Determine how many lines contain the string "this". Respond with that number and nothing more.

[Dataset items]

::::::

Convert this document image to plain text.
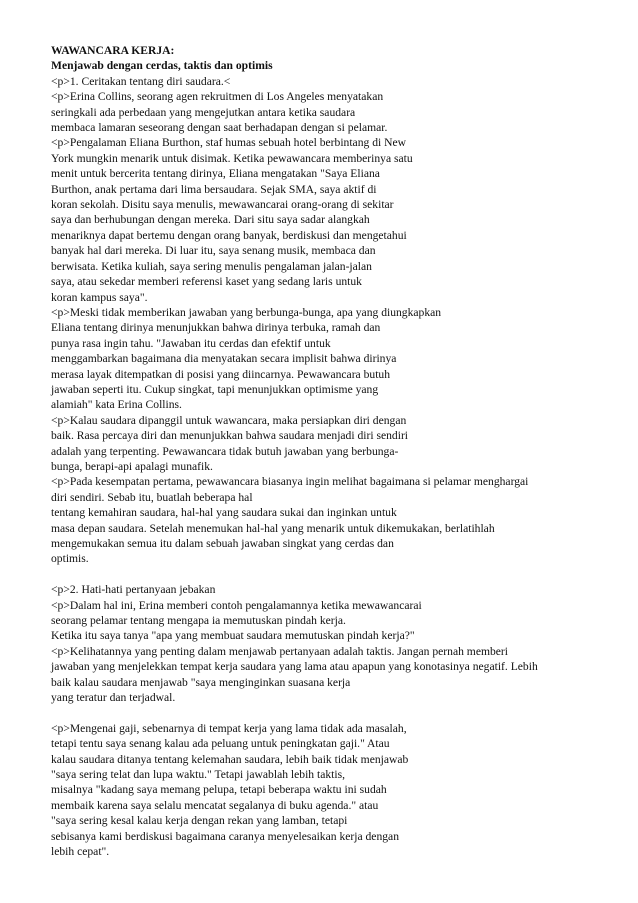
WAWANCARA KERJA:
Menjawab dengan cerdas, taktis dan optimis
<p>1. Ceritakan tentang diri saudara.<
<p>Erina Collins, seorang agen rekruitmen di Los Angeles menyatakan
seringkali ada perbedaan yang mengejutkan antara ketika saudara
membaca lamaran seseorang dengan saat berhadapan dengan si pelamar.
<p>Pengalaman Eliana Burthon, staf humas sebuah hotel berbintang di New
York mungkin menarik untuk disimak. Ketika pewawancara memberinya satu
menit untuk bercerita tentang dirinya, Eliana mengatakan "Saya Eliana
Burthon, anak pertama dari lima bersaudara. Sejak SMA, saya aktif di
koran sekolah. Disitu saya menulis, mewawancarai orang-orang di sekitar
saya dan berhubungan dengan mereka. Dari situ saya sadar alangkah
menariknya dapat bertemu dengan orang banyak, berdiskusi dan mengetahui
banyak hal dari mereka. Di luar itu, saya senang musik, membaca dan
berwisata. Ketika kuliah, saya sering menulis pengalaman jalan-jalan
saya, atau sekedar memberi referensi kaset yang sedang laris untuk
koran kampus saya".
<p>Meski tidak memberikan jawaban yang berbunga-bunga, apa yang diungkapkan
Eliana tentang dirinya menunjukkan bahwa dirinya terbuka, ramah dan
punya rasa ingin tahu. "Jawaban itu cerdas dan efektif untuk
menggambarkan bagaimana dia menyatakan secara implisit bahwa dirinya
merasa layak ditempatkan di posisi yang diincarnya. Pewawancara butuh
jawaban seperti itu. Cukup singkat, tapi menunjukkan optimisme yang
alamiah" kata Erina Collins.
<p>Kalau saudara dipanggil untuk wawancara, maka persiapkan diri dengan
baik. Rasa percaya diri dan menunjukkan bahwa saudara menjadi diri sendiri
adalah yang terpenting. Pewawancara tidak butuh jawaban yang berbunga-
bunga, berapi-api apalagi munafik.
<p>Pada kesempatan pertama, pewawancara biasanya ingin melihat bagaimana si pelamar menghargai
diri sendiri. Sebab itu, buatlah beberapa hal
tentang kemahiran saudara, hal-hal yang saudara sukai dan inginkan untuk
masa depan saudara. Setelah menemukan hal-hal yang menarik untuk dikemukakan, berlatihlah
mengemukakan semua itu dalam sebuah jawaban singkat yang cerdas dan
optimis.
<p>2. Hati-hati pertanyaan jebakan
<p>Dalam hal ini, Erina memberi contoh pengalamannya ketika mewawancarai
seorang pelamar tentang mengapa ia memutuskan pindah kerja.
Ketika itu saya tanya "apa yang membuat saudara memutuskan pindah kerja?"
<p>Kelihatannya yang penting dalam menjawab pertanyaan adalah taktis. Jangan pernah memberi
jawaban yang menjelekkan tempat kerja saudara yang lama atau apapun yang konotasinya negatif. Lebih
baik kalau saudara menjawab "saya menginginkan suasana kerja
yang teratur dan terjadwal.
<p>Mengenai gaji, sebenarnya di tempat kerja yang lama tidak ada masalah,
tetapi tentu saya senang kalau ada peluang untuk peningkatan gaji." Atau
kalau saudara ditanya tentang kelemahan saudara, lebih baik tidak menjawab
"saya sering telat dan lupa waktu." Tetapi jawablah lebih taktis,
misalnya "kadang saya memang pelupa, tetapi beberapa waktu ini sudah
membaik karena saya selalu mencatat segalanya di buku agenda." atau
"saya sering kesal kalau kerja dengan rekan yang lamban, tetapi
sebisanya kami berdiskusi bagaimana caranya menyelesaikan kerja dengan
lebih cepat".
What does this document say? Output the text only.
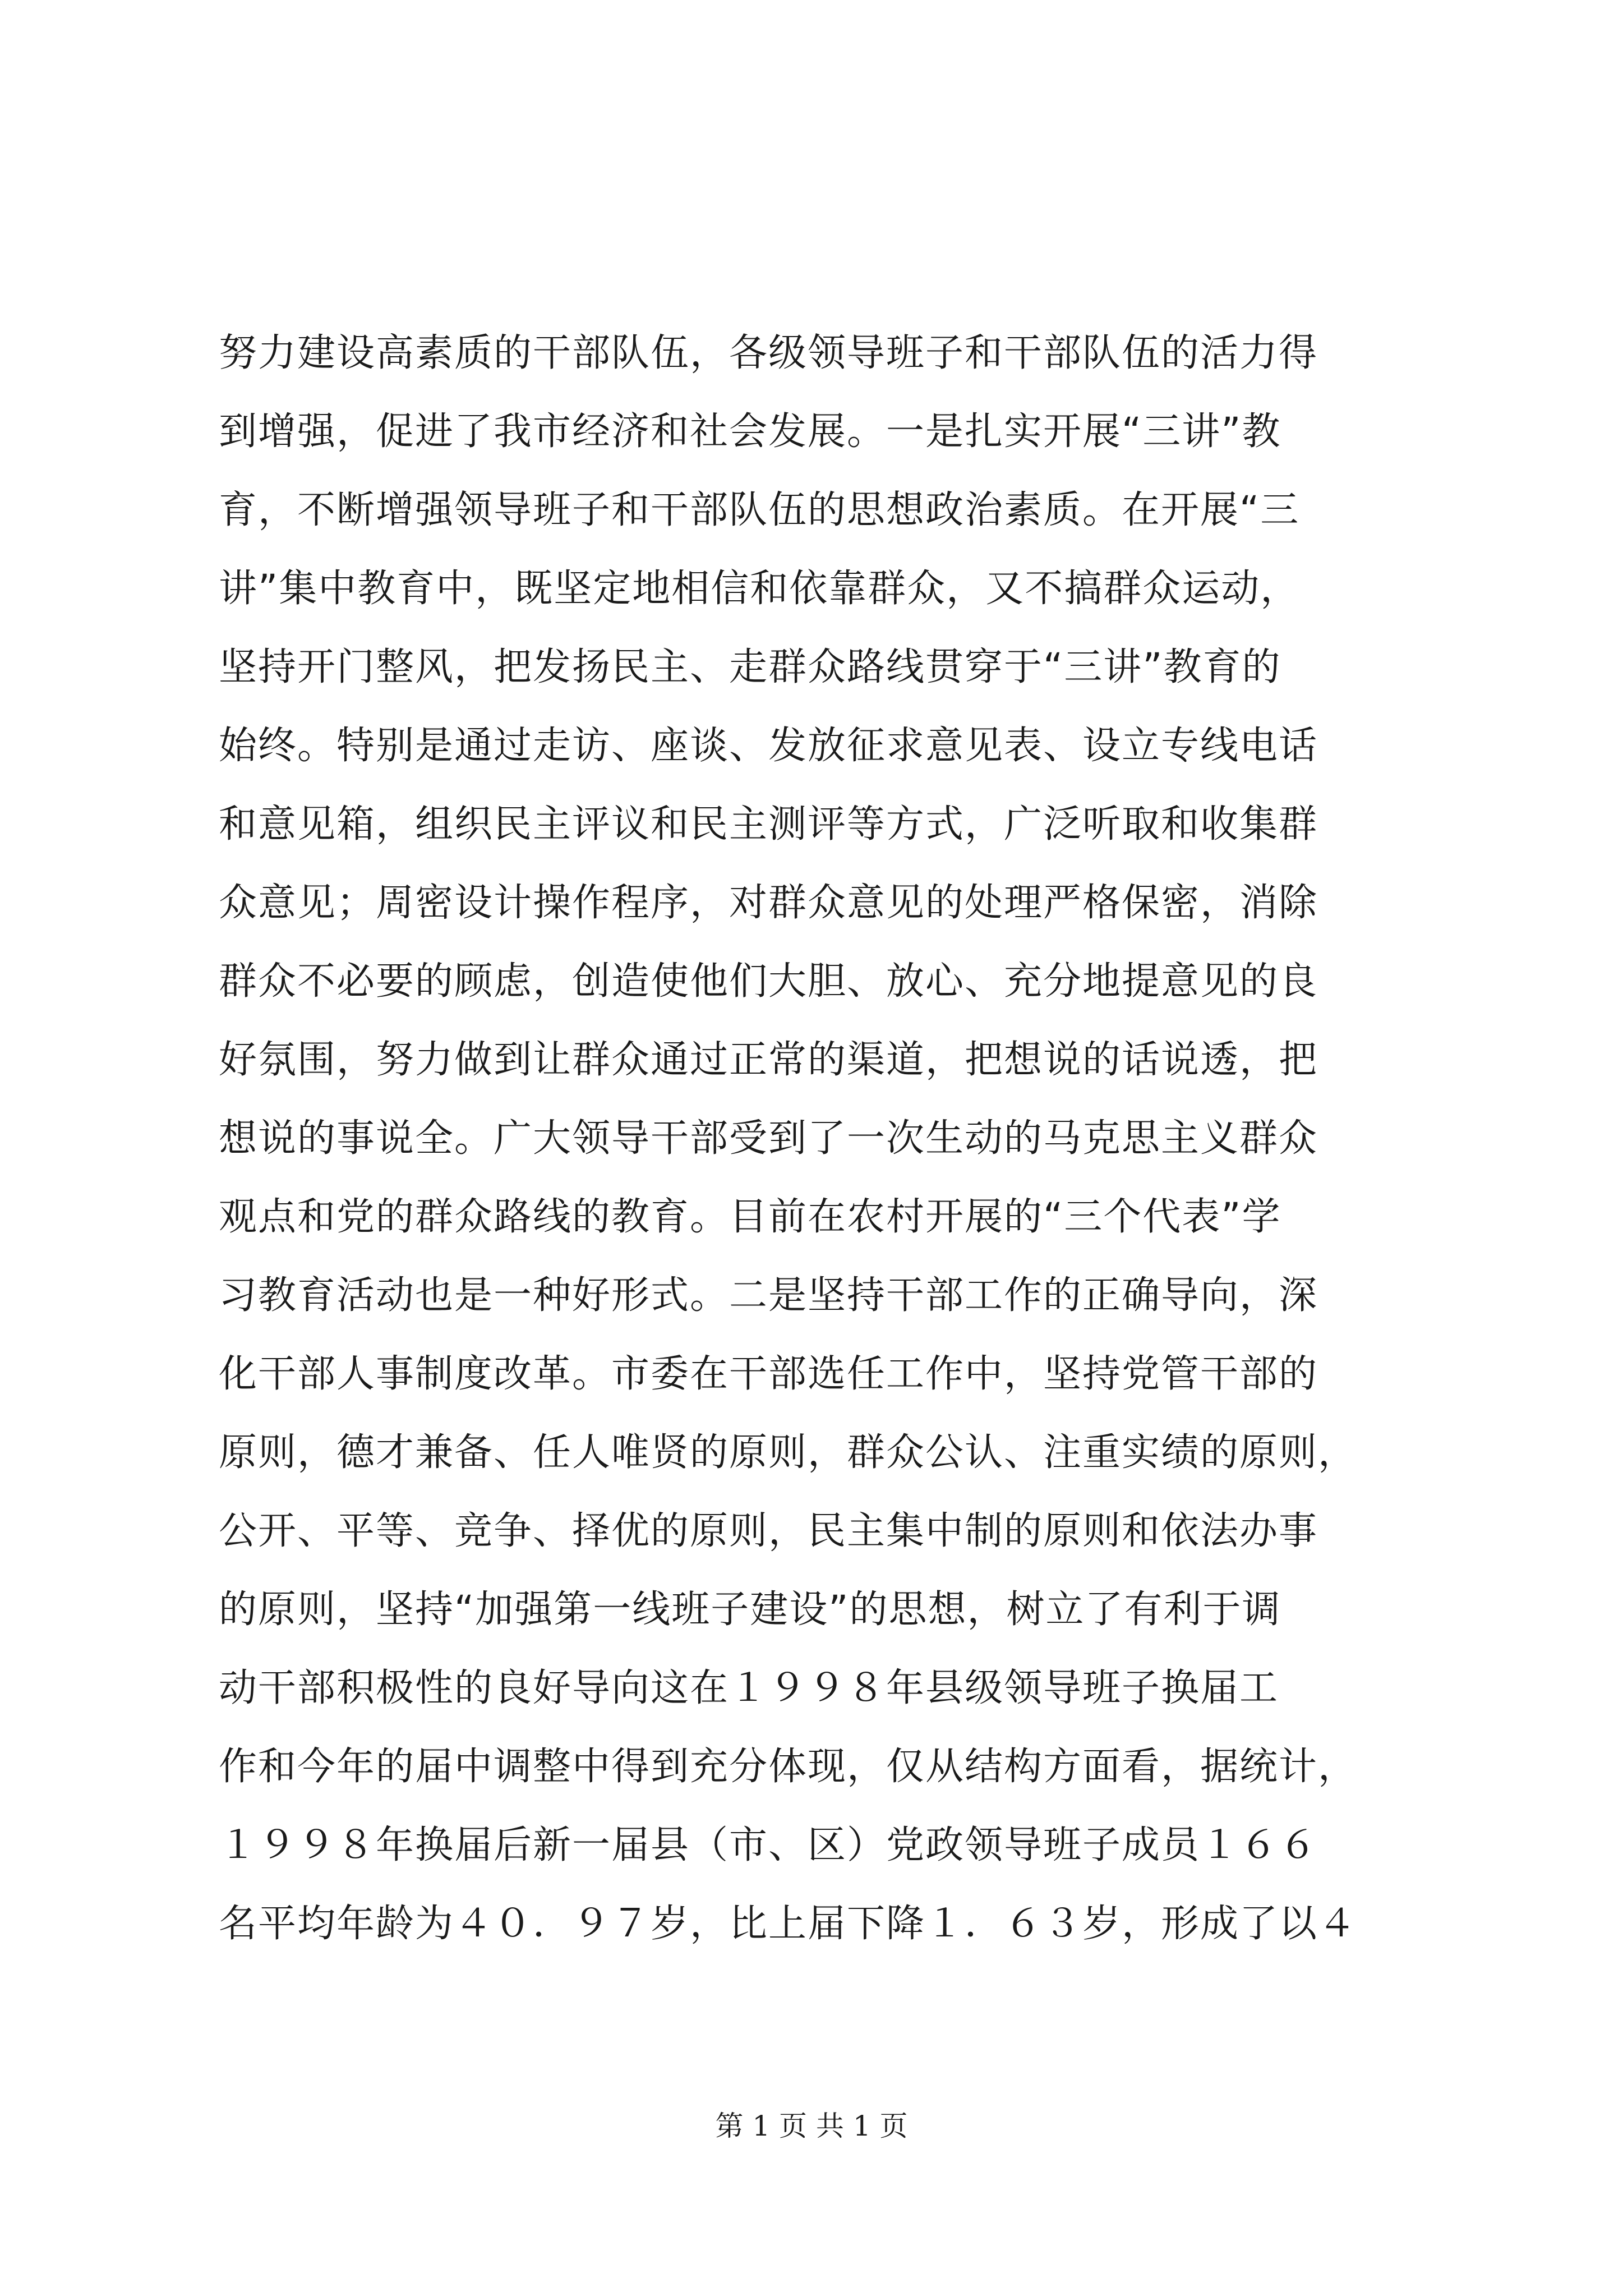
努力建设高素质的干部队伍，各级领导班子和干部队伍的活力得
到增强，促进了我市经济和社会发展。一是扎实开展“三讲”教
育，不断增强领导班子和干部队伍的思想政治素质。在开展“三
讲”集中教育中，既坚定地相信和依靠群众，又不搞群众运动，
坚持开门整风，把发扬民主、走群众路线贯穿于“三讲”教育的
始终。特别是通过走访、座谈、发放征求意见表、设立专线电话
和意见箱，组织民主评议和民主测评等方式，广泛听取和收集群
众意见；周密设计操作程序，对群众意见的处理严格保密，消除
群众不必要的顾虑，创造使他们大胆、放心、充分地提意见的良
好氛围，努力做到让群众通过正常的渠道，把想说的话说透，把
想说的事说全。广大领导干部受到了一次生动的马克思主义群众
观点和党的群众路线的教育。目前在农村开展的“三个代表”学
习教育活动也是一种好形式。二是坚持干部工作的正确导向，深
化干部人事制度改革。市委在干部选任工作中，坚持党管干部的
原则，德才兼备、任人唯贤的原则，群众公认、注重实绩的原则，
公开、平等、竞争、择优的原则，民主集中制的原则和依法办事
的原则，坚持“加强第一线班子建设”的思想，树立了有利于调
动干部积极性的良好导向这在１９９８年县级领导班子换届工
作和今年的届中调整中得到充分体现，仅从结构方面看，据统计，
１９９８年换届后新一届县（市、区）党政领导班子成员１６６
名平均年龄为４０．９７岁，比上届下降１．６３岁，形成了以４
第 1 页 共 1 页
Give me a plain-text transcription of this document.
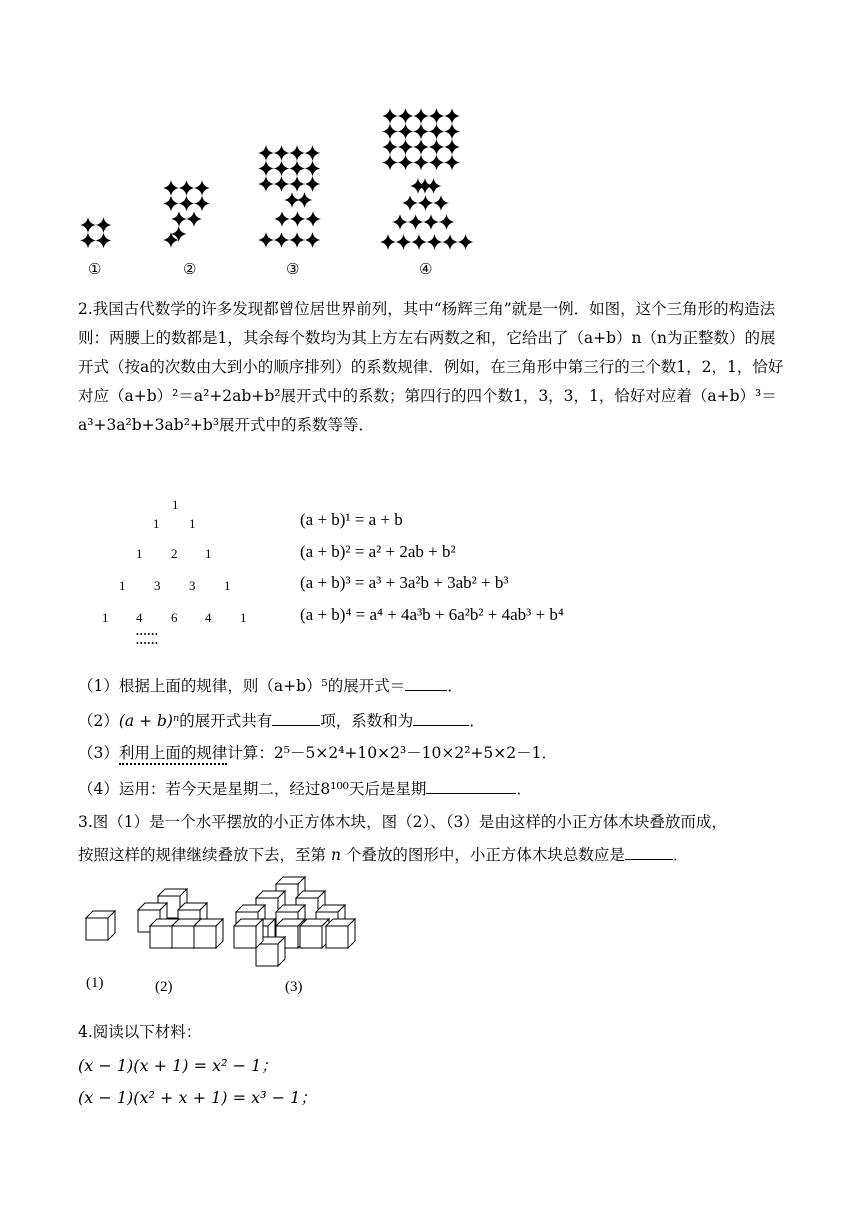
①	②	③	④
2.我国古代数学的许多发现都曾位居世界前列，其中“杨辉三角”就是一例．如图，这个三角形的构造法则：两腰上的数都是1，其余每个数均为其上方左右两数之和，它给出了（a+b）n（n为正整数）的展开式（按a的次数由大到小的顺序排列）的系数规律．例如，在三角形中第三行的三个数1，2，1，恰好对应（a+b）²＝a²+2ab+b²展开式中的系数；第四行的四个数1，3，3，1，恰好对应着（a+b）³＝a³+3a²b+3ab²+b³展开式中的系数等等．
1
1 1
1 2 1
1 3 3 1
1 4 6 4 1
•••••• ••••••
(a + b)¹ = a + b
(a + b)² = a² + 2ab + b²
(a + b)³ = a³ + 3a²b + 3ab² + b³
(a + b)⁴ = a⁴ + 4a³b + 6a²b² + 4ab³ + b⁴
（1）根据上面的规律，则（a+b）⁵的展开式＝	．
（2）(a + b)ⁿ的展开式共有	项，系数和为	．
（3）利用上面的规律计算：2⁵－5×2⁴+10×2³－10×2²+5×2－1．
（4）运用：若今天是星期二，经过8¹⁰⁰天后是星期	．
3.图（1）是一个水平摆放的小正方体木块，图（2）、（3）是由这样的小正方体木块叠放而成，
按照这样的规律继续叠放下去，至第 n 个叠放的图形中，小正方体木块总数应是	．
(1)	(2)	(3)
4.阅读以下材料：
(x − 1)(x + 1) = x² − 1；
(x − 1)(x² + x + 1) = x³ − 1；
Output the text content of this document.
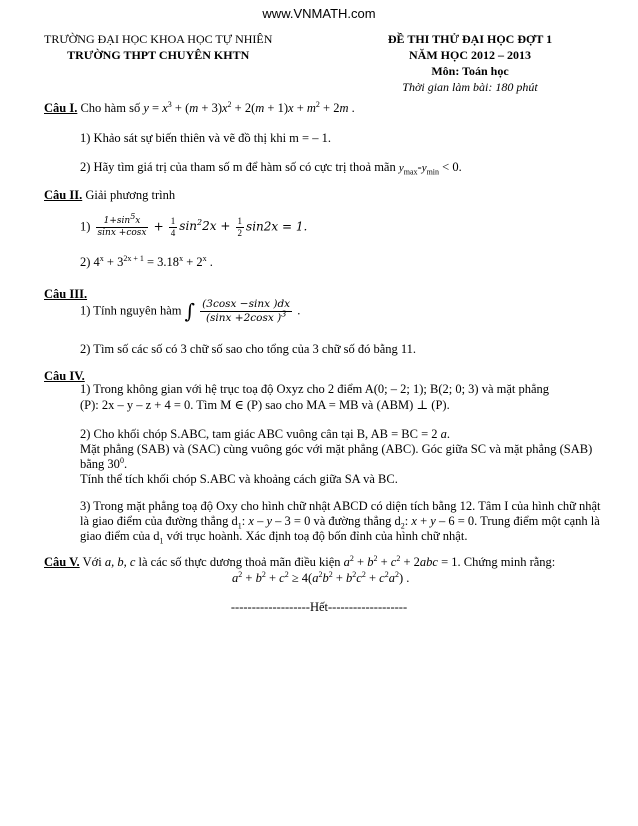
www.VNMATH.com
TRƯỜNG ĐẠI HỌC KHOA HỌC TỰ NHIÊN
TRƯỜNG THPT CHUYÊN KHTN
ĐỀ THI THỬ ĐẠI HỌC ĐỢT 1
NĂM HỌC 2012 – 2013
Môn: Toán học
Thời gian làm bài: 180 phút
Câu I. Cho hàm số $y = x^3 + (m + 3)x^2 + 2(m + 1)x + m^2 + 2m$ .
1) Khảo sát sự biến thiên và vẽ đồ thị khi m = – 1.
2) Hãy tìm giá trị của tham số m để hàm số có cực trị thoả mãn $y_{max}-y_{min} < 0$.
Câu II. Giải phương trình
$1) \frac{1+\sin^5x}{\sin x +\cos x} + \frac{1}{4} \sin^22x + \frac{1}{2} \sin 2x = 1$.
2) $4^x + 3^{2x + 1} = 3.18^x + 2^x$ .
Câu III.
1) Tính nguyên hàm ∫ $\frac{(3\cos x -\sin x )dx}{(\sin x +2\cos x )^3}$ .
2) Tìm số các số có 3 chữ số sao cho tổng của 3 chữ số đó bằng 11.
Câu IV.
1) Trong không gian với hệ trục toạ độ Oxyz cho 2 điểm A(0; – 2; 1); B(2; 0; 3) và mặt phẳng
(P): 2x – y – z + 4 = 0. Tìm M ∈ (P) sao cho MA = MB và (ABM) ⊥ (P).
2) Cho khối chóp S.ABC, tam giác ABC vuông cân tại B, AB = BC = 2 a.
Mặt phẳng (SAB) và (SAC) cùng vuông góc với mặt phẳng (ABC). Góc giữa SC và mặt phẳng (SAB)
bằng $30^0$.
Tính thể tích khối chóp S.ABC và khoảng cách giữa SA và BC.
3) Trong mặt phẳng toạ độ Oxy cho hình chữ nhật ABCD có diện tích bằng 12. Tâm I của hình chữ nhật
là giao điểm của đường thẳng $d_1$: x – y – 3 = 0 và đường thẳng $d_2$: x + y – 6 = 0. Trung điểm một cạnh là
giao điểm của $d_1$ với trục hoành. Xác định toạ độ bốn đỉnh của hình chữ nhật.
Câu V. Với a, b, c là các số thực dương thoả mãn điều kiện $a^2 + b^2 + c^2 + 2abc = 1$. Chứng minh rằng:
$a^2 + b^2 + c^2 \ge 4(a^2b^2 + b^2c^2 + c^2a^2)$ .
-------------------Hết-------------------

::::::

[Finished answer]
4